### Required task
Please copy every line of the records below that holds the word "revised".
━━ Supplied data ━━
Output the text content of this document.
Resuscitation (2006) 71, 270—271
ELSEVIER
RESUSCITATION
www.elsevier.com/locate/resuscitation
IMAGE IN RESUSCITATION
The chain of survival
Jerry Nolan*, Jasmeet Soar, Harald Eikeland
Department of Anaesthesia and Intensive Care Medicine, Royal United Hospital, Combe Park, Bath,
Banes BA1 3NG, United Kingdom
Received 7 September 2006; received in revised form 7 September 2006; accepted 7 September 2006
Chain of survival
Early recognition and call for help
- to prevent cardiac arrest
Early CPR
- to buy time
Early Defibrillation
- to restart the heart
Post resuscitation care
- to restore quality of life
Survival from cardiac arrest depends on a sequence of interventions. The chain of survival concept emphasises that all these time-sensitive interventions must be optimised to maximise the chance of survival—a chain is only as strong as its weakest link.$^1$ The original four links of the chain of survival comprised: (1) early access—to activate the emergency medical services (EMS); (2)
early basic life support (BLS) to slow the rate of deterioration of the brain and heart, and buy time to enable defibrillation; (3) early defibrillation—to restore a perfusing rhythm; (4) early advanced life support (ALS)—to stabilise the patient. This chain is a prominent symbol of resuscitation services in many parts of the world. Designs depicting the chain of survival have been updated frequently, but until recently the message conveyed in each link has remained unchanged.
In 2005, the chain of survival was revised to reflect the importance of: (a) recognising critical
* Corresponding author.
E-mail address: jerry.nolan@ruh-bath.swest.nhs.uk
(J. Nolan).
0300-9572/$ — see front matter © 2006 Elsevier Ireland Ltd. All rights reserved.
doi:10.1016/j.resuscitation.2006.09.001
━━━
### Exercise output
Received 7 September 2006; received in revised form 7 September 2006; accepted 7 September 2006
In 2005, the chain of survival was revised to reflect the importance of: (a) recognising critical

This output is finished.